■ REQUIRED WORK
Copy every line of the items below exactly, leaving out the pictures.
start
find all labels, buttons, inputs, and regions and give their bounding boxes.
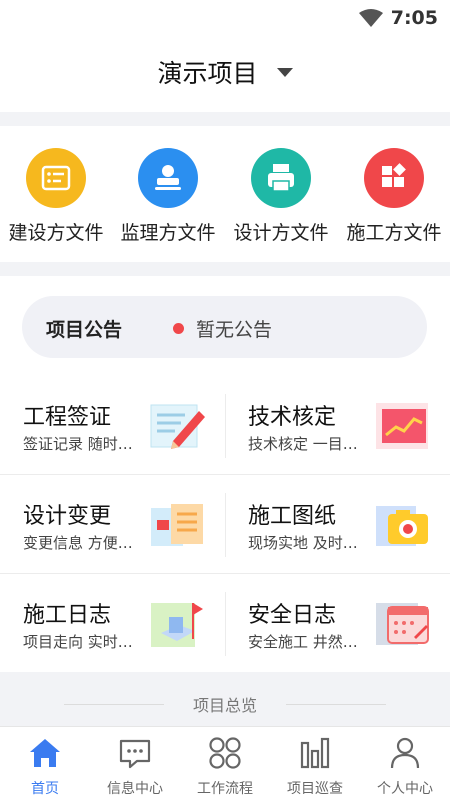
tab-label: 首页 bbox=[31, 781, 59, 797]
card-subtitle: 变更信息 方便… bbox=[23, 534, 133, 552]
card-technical-review[interactable]: 技术核定 技术核定 一目… bbox=[225, 377, 450, 475]
module-grid: 项目公告 暂无公告 工程签证 签证记录 随时… 技术核定 技术核定 一目… 设计… bbox=[0, 276, 450, 672]
calendar-icon bbox=[376, 603, 429, 645]
tab-label: 信息中心 bbox=[107, 781, 163, 797]
category-label: 施工方文件 bbox=[346, 222, 442, 244]
building-icon bbox=[151, 603, 203, 647]
card-title: 安全日志 bbox=[248, 603, 337, 628]
project-selector[interactable]: 演示项目 bbox=[0, 54, 450, 90]
project-title: 演示项目 bbox=[157, 59, 258, 88]
line-chart-icon bbox=[376, 403, 428, 449]
tab-home[interactable]: 首页 bbox=[0, 727, 90, 800]
card-design-change[interactable]: 设计变更 变更信息 方便… bbox=[0, 476, 225, 574]
card-title: 工程签证 bbox=[23, 405, 112, 430]
tab-label: 个人中心 bbox=[377, 781, 433, 797]
tab-label: 工作流程 bbox=[197, 781, 253, 797]
card-title: 施工日志 bbox=[23, 603, 112, 628]
category-label: 监理方文件 bbox=[120, 222, 216, 244]
category-contractor-files[interactable]: 施工方文件 bbox=[338, 148, 450, 245]
category-label: 设计方文件 bbox=[233, 222, 329, 244]
divider bbox=[0, 573, 450, 574]
card-subtitle: 项目走向 实时… bbox=[23, 633, 133, 651]
file-categories: 建设方文件 监理方文件 设计方文件 施工方文件 bbox=[0, 126, 450, 262]
card-construction-drawings[interactable]: 施工图纸 现场实地 及时… bbox=[225, 476, 450, 574]
workflow-icon bbox=[209, 737, 241, 769]
caret-down-icon bbox=[276, 67, 293, 77]
card-title: 设计变更 bbox=[23, 504, 112, 529]
wifi-icon bbox=[359, 9, 383, 27]
header: 演示项目 bbox=[0, 36, 450, 112]
message-icon bbox=[119, 739, 151, 769]
status-bar: 7:05 bbox=[0, 0, 450, 36]
category-owner-files[interactable]: 建设方文件 bbox=[0, 148, 112, 245]
project-overview-header: 项目总览 bbox=[0, 682, 450, 726]
card-subtitle: 签证记录 随时… bbox=[23, 435, 133, 453]
camera-icon bbox=[376, 506, 428, 546]
card-engineering-visa[interactable]: 工程签证 签证记录 随时… bbox=[0, 377, 225, 475]
documents-icon bbox=[151, 504, 203, 546]
notice-label: 项目公告 bbox=[46, 319, 123, 341]
divider bbox=[0, 474, 450, 475]
notice-dot bbox=[173, 323, 184, 334]
pencil-note-icon bbox=[150, 404, 205, 449]
project-notice[interactable]: 项目公告 暂无公告 bbox=[22, 296, 427, 358]
tab-info-center[interactable]: 信息中心 bbox=[90, 727, 180, 800]
status-time: 7:05 bbox=[390, 7, 438, 29]
user-icon bbox=[390, 737, 420, 769]
tab-project-inspection[interactable]: 项目巡查 bbox=[270, 727, 360, 800]
tab-workflow[interactable]: 工作流程 bbox=[180, 727, 270, 800]
home-icon bbox=[30, 739, 60, 767]
category-supervisor-files[interactable]: 监理方文件 bbox=[112, 148, 224, 245]
bottom-tab-bar: 首页 信息中心 工作流程 项目巡查 个人中心 bbox=[0, 726, 450, 800]
stamp-icon bbox=[138, 148, 198, 208]
card-title: 施工图纸 bbox=[248, 504, 337, 529]
bar-chart-icon bbox=[300, 737, 330, 769]
divider bbox=[286, 704, 386, 705]
card-subtitle: 安全施工 井然… bbox=[248, 633, 358, 651]
card-construction-log[interactable]: 施工日志 项目走向 实时… bbox=[0, 575, 225, 673]
card-title: 技术核定 bbox=[248, 405, 337, 430]
notice-text: 暂无公告 bbox=[196, 319, 273, 341]
tab-personal-center[interactable]: 个人中心 bbox=[360, 727, 450, 800]
printer-icon bbox=[251, 148, 311, 208]
tab-label: 项目巡查 bbox=[287, 781, 343, 797]
category-design-files[interactable]: 设计方文件 bbox=[225, 148, 337, 245]
card-safety-log[interactable]: 安全日志 安全施工 井然… bbox=[225, 575, 450, 673]
card-subtitle: 技术核定 一目… bbox=[248, 435, 358, 453]
category-label: 建设方文件 bbox=[8, 222, 104, 244]
checklist-icon bbox=[26, 148, 86, 208]
blocks-icon bbox=[364, 148, 424, 208]
card-subtitle: 现场实地 及时… bbox=[248, 534, 358, 552]
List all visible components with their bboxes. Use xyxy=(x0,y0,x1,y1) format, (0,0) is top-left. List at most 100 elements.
end
■ REPLY TO THE TASK
find all labels, buttons, inputs, and regions and give their bounding boxes.
tab-label: 首页 bbox=[31, 781, 59, 797]
card-subtitle: 变更信息 方便… bbox=[23, 534, 133, 552]
card-technical-review[interactable]: 技术核定 技术核定 一目… bbox=[225, 377, 450, 475]
module-grid: 项目公告 暂无公告 工程签证 签证记录 随时… 技术核定 技术核定 一目… 设计… bbox=[0, 276, 450, 672]
calendar-icon bbox=[376, 603, 429, 645]
tab-label: 信息中心 bbox=[107, 781, 163, 797]
category-label: 施工方文件 bbox=[346, 222, 442, 244]
building-icon bbox=[151, 603, 203, 647]
card-title: 安全日志 bbox=[248, 603, 337, 628]
project-selector[interactable]: 演示项目 bbox=[0, 54, 450, 90]
project-title: 演示项目 bbox=[157, 59, 258, 88]
line-chart-icon bbox=[376, 403, 428, 449]
tab-home[interactable]: 首页 bbox=[0, 727, 90, 800]
card-design-change[interactable]: 设计变更 变更信息 方便… bbox=[0, 476, 225, 574]
card-title: 工程签证 bbox=[23, 405, 112, 430]
tab-label: 个人中心 bbox=[377, 781, 433, 797]
tab-label: 工作流程 bbox=[197, 781, 253, 797]
card-title: 施工日志 bbox=[23, 603, 112, 628]
category-label: 监理方文件 bbox=[120, 222, 216, 244]
category-contractor-files[interactable]: 施工方文件 bbox=[338, 148, 450, 245]
category-label: 设计方文件 bbox=[233, 222, 329, 244]
divider bbox=[0, 573, 450, 574]
card-subtitle: 项目走向 实时… bbox=[23, 633, 133, 651]
file-categories: 建设方文件 监理方文件 设计方文件 施工方文件 bbox=[0, 126, 450, 262]
card-construction-drawings[interactable]: 施工图纸 现场实地 及时… bbox=[225, 476, 450, 574]
workflow-icon bbox=[209, 737, 241, 769]
caret-down-icon bbox=[276, 67, 293, 77]
card-title: 设计变更 bbox=[23, 504, 112, 529]
wifi-icon bbox=[359, 9, 383, 27]
header: 演示项目 bbox=[0, 36, 450, 112]
message-icon bbox=[119, 739, 151, 769]
status-bar: 7:05 bbox=[0, 0, 450, 36]
category-owner-files[interactable]: 建设方文件 bbox=[0, 148, 112, 245]
project-overview-header: 项目总览 bbox=[0, 682, 450, 726]
card-subtitle: 签证记录 随时… bbox=[23, 435, 133, 453]
camera-icon bbox=[376, 506, 428, 546]
card-engineering-visa[interactable]: 工程签证 签证记录 随时… bbox=[0, 377, 225, 475]
documents-icon bbox=[151, 504, 203, 546]
notice-label: 项目公告 bbox=[46, 319, 123, 341]
divider bbox=[0, 474, 450, 475]
notice-dot bbox=[173, 323, 184, 334]
pencil-note-icon bbox=[150, 404, 205, 449]
project-notice[interactable]: 项目公告 暂无公告 bbox=[22, 296, 427, 358]
tab-info-center[interactable]: 信息中心 bbox=[90, 727, 180, 800]
status-time: 7:05 bbox=[390, 7, 438, 29]
user-icon bbox=[390, 737, 420, 769]
tab-project-inspection[interactable]: 项目巡查 bbox=[270, 727, 360, 800]
tab-workflow[interactable]: 工作流程 bbox=[180, 727, 270, 800]
home-icon bbox=[30, 739, 60, 767]
category-supervisor-files[interactable]: 监理方文件 bbox=[112, 148, 224, 245]
bottom-tab-bar: 首页 信息中心 工作流程 项目巡查 个人中心 bbox=[0, 726, 450, 800]
stamp-icon bbox=[138, 148, 198, 208]
card-title: 施工图纸 bbox=[248, 504, 337, 529]
bar-chart-icon bbox=[300, 737, 330, 769]
divider bbox=[286, 704, 386, 705]
card-subtitle: 安全施工 井然… bbox=[248, 633, 358, 651]
card-construction-log[interactable]: 施工日志 项目走向 实时… bbox=[0, 575, 225, 673]
card-title: 技术核定 bbox=[248, 405, 337, 430]
notice-text: 暂无公告 bbox=[196, 319, 273, 341]
tab-personal-center[interactable]: 个人中心 bbox=[360, 727, 450, 800]
printer-icon bbox=[251, 148, 311, 208]
tab-label: 项目巡查 bbox=[287, 781, 343, 797]
category-design-files[interactable]: 设计方文件 bbox=[225, 148, 337, 245]
card-safety-log[interactable]: 安全日志 安全施工 井然… bbox=[225, 575, 450, 673]
card-subtitle: 技术核定 一目… bbox=[248, 435, 358, 453]
category-label: 建设方文件 bbox=[8, 222, 104, 244]
checklist-icon bbox=[26, 148, 86, 208]
blocks-icon bbox=[364, 148, 424, 208]
card-subtitle: 现场实地 及时… bbox=[248, 534, 358, 552]
List all visible components with their bboxes. Use xyxy=(x0,y0,x1,y1) format, (0,0) is top-left. List at most 100 elements.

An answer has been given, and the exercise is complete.